# YOUR INSTRUCTIONS:
Collect every line that includes the string "East".
## BEGIN PROVIDED RECORDS
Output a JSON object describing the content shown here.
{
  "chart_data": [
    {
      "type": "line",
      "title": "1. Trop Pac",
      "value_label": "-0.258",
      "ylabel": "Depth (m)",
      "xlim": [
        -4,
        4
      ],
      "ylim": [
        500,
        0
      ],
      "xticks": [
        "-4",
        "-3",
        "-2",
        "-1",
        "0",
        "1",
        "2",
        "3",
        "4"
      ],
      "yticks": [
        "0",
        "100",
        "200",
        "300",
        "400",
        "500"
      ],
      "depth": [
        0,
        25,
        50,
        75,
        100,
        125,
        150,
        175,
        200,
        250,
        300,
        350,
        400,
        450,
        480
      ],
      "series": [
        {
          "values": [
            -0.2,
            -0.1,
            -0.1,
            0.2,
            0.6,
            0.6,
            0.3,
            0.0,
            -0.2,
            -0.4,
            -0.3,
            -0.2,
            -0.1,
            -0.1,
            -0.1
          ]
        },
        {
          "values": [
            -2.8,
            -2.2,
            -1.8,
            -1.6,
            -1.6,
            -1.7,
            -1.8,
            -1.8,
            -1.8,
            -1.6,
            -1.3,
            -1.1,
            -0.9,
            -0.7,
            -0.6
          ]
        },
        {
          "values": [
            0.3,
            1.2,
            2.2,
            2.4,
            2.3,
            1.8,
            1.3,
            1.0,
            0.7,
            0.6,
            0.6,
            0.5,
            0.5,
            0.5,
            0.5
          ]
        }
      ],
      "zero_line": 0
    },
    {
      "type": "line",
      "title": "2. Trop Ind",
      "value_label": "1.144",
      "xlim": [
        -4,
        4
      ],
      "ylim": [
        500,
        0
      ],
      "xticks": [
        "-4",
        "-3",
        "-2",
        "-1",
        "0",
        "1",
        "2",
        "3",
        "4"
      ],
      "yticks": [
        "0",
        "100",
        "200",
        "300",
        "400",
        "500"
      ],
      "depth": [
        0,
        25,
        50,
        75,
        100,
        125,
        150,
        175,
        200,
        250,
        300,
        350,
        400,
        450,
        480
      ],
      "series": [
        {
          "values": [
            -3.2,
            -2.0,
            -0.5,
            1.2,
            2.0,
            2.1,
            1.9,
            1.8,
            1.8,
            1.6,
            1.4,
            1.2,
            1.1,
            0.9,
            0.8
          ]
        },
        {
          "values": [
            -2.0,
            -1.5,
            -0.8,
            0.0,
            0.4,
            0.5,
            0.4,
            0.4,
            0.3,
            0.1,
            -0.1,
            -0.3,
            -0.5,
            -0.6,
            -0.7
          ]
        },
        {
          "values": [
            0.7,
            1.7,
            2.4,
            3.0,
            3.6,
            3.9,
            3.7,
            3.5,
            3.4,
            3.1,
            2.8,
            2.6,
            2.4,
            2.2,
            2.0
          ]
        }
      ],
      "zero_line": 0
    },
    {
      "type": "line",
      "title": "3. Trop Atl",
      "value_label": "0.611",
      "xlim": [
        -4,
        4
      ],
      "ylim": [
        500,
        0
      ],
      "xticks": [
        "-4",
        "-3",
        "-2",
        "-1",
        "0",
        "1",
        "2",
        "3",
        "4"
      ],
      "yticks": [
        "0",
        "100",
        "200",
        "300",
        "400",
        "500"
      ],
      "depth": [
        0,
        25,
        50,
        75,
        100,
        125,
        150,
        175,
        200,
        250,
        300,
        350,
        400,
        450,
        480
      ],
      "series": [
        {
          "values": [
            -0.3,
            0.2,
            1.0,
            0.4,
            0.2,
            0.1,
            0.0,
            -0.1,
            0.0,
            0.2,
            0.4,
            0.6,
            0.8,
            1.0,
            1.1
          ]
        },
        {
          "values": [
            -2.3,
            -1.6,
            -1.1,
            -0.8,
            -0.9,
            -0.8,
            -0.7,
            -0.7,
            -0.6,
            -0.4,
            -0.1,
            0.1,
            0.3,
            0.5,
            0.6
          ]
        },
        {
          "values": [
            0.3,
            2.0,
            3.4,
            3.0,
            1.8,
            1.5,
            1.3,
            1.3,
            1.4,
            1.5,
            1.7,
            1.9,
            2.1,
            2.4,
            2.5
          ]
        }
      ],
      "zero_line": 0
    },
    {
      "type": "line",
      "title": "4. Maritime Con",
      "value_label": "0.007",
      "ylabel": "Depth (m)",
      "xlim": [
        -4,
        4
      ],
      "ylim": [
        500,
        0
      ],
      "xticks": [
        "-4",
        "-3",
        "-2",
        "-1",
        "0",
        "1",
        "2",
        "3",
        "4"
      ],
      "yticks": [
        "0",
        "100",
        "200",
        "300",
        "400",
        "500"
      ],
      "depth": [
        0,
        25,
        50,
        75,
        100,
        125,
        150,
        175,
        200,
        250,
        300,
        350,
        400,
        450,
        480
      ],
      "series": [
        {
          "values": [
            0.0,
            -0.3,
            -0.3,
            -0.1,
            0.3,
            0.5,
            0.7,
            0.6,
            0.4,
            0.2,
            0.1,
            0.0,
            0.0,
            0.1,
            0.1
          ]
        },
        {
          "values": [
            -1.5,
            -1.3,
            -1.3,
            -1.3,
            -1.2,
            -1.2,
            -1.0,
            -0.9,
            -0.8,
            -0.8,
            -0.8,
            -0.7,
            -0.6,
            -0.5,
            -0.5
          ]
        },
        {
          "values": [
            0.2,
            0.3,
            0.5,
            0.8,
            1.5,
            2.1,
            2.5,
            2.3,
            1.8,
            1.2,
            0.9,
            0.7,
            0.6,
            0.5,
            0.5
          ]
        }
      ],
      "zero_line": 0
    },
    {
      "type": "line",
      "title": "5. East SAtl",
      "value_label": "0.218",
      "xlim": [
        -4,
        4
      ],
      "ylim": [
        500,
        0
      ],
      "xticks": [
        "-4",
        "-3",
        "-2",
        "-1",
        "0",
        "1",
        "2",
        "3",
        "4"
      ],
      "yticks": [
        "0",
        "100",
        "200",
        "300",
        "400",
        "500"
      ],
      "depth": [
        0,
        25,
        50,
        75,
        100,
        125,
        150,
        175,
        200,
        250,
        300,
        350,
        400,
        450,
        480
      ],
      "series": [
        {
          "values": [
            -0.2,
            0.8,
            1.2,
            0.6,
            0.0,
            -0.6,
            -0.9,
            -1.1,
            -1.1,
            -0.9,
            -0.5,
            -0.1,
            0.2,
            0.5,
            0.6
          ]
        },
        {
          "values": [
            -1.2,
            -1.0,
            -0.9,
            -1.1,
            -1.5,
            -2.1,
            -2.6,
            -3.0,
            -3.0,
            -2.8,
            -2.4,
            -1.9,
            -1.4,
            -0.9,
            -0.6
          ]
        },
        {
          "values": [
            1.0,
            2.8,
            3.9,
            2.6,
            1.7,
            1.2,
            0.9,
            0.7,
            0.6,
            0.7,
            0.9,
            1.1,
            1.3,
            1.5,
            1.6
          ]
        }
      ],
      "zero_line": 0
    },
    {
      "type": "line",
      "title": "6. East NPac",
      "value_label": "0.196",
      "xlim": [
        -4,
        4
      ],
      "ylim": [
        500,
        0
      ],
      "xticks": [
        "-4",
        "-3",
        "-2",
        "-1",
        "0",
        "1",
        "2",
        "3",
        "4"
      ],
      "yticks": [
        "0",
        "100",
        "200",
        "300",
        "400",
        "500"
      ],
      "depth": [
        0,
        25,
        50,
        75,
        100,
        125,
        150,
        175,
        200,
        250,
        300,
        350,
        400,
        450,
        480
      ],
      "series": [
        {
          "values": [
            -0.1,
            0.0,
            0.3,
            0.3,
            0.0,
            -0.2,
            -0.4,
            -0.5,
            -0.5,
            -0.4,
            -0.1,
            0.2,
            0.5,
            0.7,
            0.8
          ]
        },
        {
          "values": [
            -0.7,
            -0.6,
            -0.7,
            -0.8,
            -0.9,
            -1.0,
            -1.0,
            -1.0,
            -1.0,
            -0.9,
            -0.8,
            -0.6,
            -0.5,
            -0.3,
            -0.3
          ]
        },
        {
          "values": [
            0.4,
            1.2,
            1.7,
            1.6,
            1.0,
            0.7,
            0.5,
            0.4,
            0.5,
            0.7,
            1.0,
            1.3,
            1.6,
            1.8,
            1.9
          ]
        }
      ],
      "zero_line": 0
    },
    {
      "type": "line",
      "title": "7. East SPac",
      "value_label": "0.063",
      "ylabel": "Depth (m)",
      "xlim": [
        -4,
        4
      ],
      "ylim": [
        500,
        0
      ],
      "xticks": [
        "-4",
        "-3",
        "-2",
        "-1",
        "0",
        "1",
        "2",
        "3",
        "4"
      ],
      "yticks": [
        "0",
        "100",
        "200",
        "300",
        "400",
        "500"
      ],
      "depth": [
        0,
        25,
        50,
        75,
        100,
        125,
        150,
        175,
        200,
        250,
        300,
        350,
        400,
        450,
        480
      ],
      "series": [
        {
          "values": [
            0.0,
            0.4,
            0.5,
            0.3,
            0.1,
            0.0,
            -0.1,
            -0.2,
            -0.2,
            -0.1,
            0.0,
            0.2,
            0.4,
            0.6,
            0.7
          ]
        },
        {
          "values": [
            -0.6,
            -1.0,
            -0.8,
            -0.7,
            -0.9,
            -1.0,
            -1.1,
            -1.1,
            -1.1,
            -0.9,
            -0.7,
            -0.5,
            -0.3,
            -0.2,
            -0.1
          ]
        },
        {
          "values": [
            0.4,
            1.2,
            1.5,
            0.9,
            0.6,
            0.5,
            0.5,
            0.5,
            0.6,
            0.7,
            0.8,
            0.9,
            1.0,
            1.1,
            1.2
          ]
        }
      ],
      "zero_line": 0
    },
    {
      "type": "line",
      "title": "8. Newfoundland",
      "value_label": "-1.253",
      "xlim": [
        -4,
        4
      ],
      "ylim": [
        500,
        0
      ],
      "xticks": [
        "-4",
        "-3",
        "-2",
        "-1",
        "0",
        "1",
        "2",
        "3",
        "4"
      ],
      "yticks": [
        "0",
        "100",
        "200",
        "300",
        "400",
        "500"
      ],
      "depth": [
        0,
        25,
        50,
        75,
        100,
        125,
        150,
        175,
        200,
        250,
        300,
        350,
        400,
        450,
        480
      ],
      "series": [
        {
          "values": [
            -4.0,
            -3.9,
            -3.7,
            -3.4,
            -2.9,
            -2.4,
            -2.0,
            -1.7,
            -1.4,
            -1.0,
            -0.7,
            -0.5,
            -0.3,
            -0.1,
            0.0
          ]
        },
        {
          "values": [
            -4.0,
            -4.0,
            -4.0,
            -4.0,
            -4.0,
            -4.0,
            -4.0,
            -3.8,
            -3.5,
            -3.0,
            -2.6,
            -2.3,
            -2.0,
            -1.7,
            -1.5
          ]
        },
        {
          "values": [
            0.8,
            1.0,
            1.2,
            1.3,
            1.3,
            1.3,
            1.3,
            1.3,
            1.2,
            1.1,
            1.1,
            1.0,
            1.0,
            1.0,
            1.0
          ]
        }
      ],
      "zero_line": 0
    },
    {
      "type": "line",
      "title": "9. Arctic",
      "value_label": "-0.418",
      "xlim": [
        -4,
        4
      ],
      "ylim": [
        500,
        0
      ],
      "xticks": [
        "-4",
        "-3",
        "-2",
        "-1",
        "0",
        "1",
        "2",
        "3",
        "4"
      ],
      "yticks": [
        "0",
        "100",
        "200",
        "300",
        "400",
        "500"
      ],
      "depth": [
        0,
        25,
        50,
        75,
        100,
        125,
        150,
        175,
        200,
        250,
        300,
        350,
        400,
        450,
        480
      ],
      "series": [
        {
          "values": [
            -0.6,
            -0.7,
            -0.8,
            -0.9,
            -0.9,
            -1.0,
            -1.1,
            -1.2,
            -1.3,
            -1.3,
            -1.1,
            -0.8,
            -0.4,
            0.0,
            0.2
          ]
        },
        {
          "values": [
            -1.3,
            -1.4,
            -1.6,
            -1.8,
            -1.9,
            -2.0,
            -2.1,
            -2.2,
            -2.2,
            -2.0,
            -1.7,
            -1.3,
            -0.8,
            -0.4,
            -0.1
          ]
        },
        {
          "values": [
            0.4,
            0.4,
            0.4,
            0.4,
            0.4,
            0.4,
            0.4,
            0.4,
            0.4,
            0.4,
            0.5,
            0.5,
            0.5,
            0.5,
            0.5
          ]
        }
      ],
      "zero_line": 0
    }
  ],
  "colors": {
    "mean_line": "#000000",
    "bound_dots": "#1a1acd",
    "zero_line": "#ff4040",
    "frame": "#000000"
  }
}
## END PROVIDED RECORDS
# SOLUTION BELOW:
      "title": "5. East SAtl",
      "title": "6. East NPac",
      "title": "7. East SPac",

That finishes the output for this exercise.